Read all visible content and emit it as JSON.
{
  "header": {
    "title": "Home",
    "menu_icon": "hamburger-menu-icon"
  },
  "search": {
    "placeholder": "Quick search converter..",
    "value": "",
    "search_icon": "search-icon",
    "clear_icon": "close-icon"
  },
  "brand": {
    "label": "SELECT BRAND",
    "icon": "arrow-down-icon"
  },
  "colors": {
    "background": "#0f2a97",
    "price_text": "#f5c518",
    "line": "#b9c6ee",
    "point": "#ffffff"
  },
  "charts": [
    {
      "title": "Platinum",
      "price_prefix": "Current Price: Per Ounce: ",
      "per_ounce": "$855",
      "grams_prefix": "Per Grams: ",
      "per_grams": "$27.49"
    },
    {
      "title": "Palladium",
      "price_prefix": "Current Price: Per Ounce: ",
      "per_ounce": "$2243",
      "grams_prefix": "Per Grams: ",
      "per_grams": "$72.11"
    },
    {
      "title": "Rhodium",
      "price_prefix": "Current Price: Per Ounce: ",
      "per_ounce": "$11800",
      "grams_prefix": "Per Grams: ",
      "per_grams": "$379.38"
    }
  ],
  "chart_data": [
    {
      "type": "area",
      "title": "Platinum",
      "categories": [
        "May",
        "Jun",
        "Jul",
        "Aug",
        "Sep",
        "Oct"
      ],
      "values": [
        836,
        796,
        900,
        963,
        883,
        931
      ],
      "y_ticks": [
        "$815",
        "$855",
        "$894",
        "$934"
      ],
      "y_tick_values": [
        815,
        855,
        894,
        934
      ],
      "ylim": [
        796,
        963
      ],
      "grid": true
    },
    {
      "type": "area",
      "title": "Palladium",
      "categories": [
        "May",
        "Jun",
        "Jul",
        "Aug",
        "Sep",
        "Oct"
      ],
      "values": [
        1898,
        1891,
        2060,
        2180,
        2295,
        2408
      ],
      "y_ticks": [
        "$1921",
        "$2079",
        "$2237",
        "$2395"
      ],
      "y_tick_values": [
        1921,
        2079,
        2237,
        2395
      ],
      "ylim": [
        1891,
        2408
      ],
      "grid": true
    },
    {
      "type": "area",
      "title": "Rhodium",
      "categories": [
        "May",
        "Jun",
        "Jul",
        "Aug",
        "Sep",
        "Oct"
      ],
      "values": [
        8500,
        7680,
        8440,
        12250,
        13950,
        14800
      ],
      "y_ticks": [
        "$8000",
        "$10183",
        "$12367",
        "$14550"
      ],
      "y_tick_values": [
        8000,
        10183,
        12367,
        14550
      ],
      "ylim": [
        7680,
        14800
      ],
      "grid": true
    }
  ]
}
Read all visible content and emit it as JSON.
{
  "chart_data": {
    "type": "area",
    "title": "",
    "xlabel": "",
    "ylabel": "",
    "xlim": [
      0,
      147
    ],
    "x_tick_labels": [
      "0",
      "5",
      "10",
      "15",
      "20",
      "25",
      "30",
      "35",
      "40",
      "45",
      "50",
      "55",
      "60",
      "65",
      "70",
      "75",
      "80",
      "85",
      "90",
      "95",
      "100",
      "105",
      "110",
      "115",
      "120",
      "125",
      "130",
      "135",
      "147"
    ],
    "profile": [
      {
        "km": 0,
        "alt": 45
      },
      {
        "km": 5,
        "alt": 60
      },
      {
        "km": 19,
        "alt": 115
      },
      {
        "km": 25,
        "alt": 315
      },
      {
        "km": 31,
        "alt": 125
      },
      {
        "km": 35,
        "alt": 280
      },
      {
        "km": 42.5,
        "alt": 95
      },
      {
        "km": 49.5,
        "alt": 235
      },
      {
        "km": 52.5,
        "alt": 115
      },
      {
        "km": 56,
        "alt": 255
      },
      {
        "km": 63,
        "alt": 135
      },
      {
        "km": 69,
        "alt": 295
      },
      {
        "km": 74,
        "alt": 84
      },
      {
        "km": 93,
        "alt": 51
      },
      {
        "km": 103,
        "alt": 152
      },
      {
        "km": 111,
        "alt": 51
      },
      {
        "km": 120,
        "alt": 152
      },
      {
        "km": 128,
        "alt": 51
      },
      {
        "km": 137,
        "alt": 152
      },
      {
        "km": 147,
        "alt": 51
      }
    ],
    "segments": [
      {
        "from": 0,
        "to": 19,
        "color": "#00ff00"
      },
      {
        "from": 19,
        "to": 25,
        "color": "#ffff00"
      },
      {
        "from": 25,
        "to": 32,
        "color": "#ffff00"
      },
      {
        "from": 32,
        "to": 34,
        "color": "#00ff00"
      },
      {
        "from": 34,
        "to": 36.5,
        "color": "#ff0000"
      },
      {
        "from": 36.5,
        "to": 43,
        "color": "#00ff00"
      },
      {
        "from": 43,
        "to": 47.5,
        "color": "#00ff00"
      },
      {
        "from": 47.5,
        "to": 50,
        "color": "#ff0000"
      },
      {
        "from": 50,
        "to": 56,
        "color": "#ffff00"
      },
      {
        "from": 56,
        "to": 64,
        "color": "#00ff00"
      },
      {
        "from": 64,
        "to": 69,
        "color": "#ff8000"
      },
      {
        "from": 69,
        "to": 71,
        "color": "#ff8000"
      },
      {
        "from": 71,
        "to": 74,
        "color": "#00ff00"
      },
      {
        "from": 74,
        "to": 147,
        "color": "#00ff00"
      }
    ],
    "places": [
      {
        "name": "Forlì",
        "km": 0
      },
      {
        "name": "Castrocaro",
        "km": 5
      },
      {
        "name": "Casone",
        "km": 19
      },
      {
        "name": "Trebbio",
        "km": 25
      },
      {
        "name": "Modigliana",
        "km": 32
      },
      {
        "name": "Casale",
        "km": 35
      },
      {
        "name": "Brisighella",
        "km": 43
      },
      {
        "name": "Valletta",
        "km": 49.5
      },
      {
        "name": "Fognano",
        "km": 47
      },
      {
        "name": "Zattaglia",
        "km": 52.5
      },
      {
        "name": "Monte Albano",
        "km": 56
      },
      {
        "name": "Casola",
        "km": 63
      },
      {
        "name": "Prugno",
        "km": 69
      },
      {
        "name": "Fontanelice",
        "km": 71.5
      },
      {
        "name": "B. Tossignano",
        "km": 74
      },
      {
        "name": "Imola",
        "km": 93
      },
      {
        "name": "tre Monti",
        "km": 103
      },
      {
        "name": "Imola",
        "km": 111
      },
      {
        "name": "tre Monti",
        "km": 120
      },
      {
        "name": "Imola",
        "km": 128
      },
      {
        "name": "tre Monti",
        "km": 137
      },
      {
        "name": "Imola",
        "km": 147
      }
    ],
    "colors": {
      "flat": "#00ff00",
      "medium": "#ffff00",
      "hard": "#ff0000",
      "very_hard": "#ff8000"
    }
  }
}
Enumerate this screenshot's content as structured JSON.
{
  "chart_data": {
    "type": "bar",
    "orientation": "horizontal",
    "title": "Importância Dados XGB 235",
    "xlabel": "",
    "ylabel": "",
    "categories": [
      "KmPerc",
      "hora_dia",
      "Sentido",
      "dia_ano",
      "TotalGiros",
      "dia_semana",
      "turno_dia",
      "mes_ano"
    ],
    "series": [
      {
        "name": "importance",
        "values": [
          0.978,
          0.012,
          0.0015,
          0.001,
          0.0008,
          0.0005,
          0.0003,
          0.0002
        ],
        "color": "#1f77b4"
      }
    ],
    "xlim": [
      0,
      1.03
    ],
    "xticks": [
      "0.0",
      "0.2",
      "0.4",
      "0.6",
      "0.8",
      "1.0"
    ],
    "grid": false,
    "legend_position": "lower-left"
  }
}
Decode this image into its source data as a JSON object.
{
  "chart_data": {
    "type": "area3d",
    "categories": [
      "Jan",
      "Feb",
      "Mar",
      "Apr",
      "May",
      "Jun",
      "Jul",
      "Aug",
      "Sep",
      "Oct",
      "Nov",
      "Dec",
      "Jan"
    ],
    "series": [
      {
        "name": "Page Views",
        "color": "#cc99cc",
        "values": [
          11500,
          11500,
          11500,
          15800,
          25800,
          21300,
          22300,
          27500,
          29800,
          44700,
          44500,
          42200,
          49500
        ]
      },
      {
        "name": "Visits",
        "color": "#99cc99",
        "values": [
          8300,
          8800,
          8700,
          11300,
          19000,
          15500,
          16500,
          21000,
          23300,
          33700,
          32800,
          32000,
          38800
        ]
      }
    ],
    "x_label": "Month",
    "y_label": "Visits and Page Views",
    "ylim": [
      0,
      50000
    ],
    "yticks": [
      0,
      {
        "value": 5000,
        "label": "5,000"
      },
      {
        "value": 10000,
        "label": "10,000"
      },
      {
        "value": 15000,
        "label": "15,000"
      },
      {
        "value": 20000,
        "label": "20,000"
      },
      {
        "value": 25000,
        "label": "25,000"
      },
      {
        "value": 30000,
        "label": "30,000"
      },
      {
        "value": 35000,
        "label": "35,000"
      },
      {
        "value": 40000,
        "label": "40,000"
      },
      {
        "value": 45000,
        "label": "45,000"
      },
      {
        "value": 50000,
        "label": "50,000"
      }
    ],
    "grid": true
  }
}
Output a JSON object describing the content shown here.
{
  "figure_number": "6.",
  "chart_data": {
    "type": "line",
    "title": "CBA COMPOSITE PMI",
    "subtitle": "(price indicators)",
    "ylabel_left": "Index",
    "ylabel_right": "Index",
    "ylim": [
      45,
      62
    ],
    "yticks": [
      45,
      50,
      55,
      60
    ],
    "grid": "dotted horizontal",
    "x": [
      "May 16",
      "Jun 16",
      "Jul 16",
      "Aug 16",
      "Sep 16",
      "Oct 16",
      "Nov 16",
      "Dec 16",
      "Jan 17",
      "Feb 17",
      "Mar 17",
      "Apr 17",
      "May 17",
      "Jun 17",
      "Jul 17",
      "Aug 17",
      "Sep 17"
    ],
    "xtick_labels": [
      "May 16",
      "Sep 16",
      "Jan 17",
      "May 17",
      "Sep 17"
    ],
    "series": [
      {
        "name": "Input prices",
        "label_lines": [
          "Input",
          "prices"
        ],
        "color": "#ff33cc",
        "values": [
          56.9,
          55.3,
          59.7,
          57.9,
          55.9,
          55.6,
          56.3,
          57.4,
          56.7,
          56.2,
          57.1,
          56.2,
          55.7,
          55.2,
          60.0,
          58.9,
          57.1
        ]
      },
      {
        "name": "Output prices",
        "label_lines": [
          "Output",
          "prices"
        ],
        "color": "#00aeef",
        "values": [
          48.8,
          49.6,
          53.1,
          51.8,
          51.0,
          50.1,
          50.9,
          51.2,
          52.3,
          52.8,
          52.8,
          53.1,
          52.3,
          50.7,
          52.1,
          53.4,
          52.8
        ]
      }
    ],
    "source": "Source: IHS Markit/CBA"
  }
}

________________________________________

*TASK DETAILS*: Find the line that contains "Output a JSON". Repeat it and every line after it, exactly as written, up to and including the last line of the records above.

*THE ANSWER*:
Output a JSON object describing the content shown here.
{
  "figure_number": "6.",
  "chart_data": {
    "type": "line",
    "title": "CBA COMPOSITE PMI",
    "subtitle": "(price indicators)",
    "ylabel_left": "Index",
    "ylabel_right": "Index",
    "ylim": [
      45,
      62
    ],
    "yticks": [
      45,
      50,
      55,
      60
    ],
    "grid": "dotted horizontal",
    "x": [
      "May 16",
      "Jun 16",
      "Jul 16",
      "Aug 16",
      "Sep 16",
      "Oct 16",
      "Nov 16",
      "Dec 16",
      "Jan 17",
      "Feb 17",
      "Mar 17",
      "Apr 17",
      "May 17",
      "Jun 17",
      "Jul 17",
      "Aug 17",
      "Sep 17"
    ],
    "xtick_labels": [
      "May 16",
      "Sep 16",
      "Jan 17",
      "May 17",
      "Sep 17"
    ],
    "series": [
      {
        "name": "Input prices",
        "label_lines": [
          "Input",
          "prices"
        ],
        "color": "#ff33cc",
        "values": [
          56.9,
          55.3,
          59.7,
          57.9,
          55.9,
          55.6,
          56.3,
          57.4,
          56.7,
          56.2,
          57.1,
          56.2,
          55.7,
          55.2,
          60.0,
          58.9,
          57.1
        ]
      },
      {
        "name": "Output prices",
        "label_lines": [
          "Output",
          "prices"
        ],
        "color": "#00aeef",
        "values": [
          48.8,
          49.6,
          53.1,
          51.8,
          51.0,
          50.1,
          50.9,
          51.2,
          52.3,
          52.8,
          52.8,
          53.1,
          52.3,
          50.7,
          52.1,
          53.4,
          52.8
        ]
      }
    ],
    "source": "Source: IHS Markit/CBA"
  }
}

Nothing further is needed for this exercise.